Exercise text below:
Wednesday, June 23, 2010

The Entrepreneurial Bedside Manner or Why Scott Kirsner's Conferences are so Damned Good!

Well, I can answer the second part first -- that is, why Scott's conferences are so good. It was great to attend Momentum Summit today and see Scott who's a total mensch, good guy, SMART dude if you don't know him. His conferences are great because he's an entrepreneurial scientist who loves to put the best specimens under his microscope and study them painstakingly for his own edification. That is, you always get the feeling that he creates conferences which are PERSONAL, because he's fascinated in the topic and he feels a pressing need to round up the best people and learn from them.
End of Exercise text.
### [Problem statement]
Edit the post about Scott Kirsner's conferences by replacing "mensch" with "gem", beginning at the words "The Entrepreneurial Bedside" and stopping after "learn from them.". The records that follow were taken from a different source than the text.
Stored data below:
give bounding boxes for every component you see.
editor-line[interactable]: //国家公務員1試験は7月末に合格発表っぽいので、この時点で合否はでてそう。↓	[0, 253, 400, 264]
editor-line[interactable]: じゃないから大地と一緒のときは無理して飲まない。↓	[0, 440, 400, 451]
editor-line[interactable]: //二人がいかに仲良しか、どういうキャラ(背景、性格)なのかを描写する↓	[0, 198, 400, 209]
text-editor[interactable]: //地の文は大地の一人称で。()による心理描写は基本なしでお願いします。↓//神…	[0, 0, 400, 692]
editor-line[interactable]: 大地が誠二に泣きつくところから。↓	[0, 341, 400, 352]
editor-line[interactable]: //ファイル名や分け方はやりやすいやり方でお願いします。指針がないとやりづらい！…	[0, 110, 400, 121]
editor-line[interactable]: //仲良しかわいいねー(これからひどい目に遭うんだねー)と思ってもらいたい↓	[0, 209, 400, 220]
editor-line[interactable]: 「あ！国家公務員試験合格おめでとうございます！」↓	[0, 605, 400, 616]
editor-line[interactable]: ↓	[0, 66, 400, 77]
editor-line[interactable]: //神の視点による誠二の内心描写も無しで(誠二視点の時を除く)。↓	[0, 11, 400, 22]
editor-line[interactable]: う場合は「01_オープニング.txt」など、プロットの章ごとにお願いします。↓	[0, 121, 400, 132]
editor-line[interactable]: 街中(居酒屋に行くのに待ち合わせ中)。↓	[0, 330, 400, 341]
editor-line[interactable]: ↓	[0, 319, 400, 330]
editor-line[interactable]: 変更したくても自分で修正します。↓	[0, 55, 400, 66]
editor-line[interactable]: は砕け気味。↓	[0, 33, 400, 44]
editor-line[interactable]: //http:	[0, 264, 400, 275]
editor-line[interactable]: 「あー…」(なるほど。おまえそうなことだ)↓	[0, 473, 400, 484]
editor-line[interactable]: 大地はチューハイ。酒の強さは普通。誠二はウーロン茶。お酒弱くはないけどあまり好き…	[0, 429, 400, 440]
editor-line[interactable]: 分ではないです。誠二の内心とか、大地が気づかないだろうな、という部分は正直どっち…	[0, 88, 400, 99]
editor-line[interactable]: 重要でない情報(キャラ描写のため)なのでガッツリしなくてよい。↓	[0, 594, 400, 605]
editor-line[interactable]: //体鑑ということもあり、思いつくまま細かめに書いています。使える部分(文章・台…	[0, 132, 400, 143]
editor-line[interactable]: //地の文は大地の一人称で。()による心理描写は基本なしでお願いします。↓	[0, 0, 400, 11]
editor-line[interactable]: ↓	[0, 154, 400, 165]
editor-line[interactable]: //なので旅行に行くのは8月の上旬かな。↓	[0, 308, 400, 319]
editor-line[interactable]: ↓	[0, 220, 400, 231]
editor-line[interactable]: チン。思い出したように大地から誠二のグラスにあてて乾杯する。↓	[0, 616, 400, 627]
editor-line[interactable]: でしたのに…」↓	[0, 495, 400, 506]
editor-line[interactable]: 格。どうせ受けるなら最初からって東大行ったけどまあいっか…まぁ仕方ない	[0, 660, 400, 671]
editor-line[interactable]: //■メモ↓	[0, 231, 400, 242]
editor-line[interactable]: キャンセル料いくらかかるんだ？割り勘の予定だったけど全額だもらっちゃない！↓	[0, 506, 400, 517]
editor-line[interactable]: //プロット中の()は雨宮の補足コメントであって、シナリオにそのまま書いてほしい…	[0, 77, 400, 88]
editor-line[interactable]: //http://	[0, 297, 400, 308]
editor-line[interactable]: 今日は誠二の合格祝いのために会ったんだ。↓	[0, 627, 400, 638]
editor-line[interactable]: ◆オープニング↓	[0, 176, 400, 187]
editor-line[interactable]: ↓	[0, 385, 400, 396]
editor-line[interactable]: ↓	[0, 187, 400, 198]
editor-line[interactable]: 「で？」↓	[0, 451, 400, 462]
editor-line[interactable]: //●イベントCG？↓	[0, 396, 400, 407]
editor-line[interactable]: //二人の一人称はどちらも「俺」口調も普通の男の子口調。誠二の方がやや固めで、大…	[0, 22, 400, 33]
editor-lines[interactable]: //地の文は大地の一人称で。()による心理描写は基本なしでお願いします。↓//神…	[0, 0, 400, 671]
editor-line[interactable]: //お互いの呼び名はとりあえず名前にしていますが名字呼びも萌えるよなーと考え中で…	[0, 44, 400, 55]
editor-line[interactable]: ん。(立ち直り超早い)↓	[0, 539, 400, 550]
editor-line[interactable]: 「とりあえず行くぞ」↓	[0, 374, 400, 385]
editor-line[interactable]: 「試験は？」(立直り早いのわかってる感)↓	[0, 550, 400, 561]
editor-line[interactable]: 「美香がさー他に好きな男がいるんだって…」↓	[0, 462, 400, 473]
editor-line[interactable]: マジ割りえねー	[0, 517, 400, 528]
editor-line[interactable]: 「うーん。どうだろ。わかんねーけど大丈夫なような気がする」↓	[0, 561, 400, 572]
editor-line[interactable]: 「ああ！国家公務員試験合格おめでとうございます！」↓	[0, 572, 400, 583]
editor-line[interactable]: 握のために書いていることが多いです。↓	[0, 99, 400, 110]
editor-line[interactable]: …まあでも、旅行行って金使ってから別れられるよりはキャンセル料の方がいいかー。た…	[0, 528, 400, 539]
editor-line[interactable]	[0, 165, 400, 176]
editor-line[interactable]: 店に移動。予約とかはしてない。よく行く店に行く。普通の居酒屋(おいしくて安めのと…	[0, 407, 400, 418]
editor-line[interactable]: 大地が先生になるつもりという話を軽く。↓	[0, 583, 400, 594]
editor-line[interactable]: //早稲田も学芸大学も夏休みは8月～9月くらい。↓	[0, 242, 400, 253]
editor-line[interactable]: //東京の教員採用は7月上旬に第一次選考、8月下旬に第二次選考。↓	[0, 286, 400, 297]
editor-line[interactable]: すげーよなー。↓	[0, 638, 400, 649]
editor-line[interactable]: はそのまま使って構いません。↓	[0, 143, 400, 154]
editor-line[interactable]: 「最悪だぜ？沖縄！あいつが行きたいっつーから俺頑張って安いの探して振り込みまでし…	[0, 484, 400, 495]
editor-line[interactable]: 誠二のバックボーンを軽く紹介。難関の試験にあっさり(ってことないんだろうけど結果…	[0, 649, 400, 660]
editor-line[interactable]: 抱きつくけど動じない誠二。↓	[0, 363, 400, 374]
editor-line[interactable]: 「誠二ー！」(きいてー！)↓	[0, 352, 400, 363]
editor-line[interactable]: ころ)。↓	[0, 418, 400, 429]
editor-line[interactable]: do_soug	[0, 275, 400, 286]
End of Stored data.
### [Reply]
The Entrepreneurial Bedside Manner or Why Scott Kirsner's Conferences are so Damned Good!

Well, I can answer the second part first -- that is, why Scott's conferences are so good. It was great to attend Momentum Summit today and see Scott who's a total gem, good guy, SMART dude if you don't know him. His conferences are great because he's an entrepreneurial scientist who loves to put the best specimens under his microscope and study them painstakingly for his own edification. That is, you always get the feeling that he creates conferences which are PERSONAL, because he's fascinated in the topic and he feels a pressing need to round up the best people and learn from them.